Task statement – Quote every line below exactly and skip any picture.

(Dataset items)
-- -- --

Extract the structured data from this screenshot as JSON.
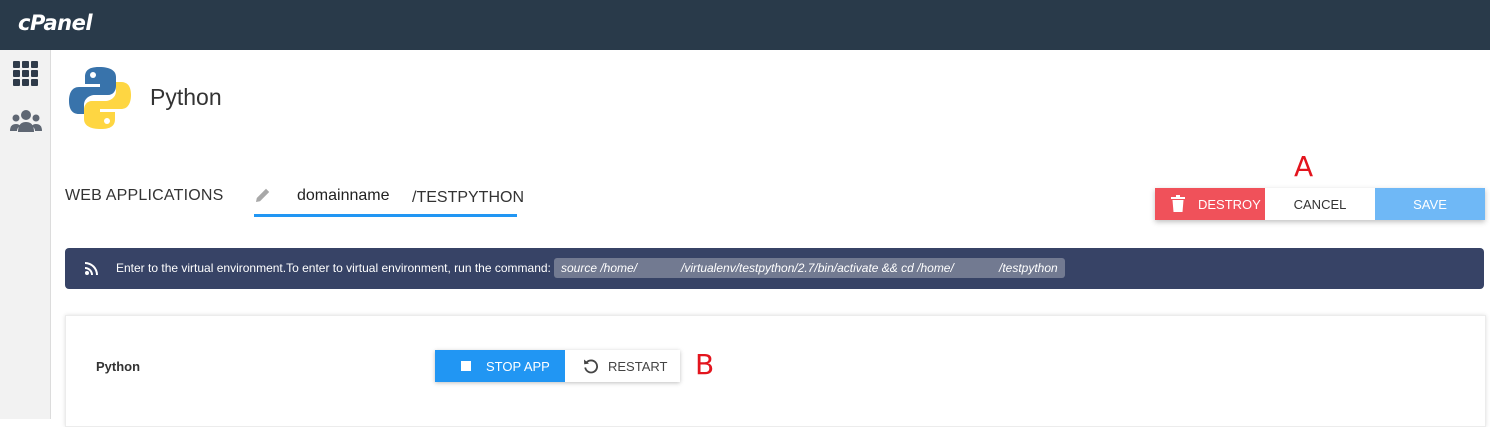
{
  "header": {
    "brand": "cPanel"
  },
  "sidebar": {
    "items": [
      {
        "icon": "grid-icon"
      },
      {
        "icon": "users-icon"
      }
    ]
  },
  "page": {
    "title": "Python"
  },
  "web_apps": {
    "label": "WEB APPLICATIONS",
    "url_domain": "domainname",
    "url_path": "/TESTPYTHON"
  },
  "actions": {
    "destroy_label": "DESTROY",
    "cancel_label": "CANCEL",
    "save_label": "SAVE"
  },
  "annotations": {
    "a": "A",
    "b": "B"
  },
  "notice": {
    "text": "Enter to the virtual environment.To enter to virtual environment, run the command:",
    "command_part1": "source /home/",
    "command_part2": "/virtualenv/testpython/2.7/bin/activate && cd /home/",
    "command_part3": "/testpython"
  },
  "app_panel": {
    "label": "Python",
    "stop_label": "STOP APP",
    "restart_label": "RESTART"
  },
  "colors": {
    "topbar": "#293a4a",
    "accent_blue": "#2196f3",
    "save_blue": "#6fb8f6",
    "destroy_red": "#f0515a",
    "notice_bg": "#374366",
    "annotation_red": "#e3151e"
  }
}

-- -- --

Reply –
Extract the structured data from this screenshot as JSON.
{
  "header": {
    "brand": "cPanel"
  },
  "sidebar": {
    "items": [
      {
        "icon": "grid-icon"
      },
      {
        "icon": "users-icon"
      }
    ]
  },
  "page": {
    "title": "Python"
  },
  "web_apps": {
    "label": "WEB APPLICATIONS",
    "url_domain": "domainname",
    "url_path": "/TESTPYTHON"
  },
  "actions": {
    "destroy_label": "DESTROY",
    "cancel_label": "CANCEL",
    "save_label": "SAVE"
  },
  "annotations": {
    "a": "A",
    "b": "B"
  },
  "notice": {
    "text": "Enter to the virtual environment.To enter to virtual environment, run the command:",
    "command_part1": "source /home/",
    "command_part2": "/virtualenv/testpython/2.7/bin/activate && cd /home/",
    "command_part3": "/testpython"
  },
  "app_panel": {
    "label": "Python",
    "stop_label": "STOP APP",
    "restart_label": "RESTART"
  },
  "colors": {
    "topbar": "#293a4a",
    "accent_blue": "#2196f3",
    "save_blue": "#6fb8f6",
    "destroy_red": "#f0515a",
    "notice_bg": "#374366",
    "annotation_red": "#e3151e"
  }
}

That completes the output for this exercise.